Input data:
================
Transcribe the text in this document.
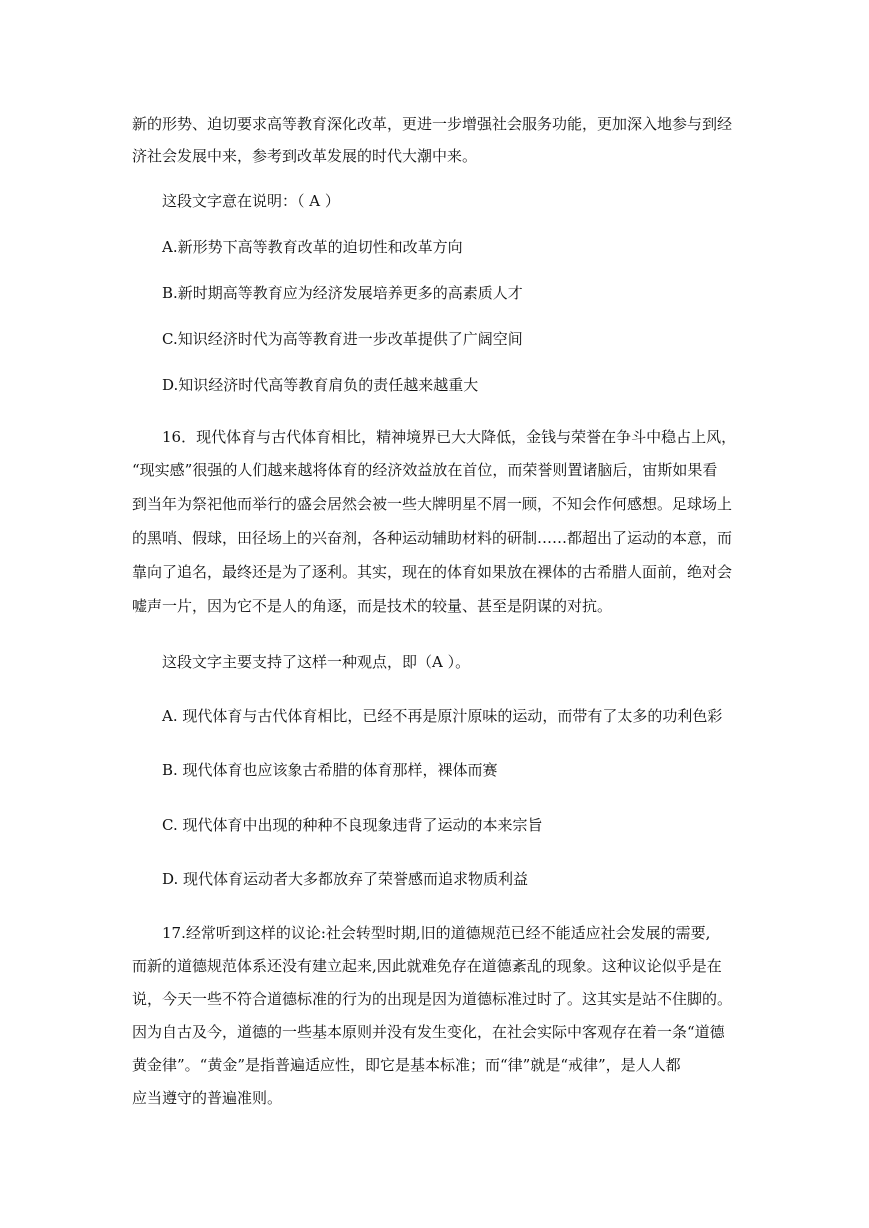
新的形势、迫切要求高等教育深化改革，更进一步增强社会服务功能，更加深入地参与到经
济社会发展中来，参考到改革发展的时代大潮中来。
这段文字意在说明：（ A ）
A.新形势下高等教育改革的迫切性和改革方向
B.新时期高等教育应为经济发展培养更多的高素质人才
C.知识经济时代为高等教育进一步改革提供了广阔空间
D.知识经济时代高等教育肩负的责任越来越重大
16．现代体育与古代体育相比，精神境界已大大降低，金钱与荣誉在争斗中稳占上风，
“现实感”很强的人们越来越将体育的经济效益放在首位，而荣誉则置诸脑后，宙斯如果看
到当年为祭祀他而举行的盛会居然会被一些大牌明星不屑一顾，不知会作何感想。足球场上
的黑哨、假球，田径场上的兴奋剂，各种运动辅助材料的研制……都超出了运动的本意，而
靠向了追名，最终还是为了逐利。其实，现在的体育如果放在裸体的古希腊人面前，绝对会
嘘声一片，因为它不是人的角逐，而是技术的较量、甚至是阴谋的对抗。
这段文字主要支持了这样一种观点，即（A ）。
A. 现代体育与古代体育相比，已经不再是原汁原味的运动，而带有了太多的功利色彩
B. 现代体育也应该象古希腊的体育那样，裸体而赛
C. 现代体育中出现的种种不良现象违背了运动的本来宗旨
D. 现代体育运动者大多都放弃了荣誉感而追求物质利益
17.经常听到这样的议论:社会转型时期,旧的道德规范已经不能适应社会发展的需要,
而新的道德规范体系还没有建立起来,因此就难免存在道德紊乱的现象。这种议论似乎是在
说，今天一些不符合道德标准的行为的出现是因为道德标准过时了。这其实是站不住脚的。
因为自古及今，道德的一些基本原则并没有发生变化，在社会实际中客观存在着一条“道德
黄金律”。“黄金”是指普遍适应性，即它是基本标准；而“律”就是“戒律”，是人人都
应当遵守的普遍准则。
================
Written task:
Repeat the material above verbatim, with no pictures in the output.

Task result:
Transcribe the text in this document.
新的形势、迫切要求高等教育深化改革，更进一步增强社会服务功能，更加深入地参与到经
济社会发展中来，参考到改革发展的时代大潮中来。
这段文字意在说明：（ A ）
A.新形势下高等教育改革的迫切性和改革方向
B.新时期高等教育应为经济发展培养更多的高素质人才
C.知识经济时代为高等教育进一步改革提供了广阔空间
D.知识经济时代高等教育肩负的责任越来越重大
16．现代体育与古代体育相比，精神境界已大大降低，金钱与荣誉在争斗中稳占上风，
“现实感”很强的人们越来越将体育的经济效益放在首位，而荣誉则置诸脑后，宙斯如果看
到当年为祭祀他而举行的盛会居然会被一些大牌明星不屑一顾，不知会作何感想。足球场上
的黑哨、假球，田径场上的兴奋剂，各种运动辅助材料的研制……都超出了运动的本意，而
靠向了追名，最终还是为了逐利。其实，现在的体育如果放在裸体的古希腊人面前，绝对会
嘘声一片，因为它不是人的角逐，而是技术的较量、甚至是阴谋的对抗。
这段文字主要支持了这样一种观点，即（A ）。
A. 现代体育与古代体育相比，已经不再是原汁原味的运动，而带有了太多的功利色彩
B. 现代体育也应该象古希腊的体育那样，裸体而赛
C. 现代体育中出现的种种不良现象违背了运动的本来宗旨
D. 现代体育运动者大多都放弃了荣誉感而追求物质利益
17.经常听到这样的议论:社会转型时期,旧的道德规范已经不能适应社会发展的需要,
而新的道德规范体系还没有建立起来,因此就难免存在道德紊乱的现象。这种议论似乎是在
说，今天一些不符合道德标准的行为的出现是因为道德标准过时了。这其实是站不住脚的。
因为自古及今，道德的一些基本原则并没有发生变化，在社会实际中客观存在着一条“道德
黄金律”。“黄金”是指普遍适应性，即它是基本标准；而“律”就是“戒律”，是人人都
应当遵守的普遍准则。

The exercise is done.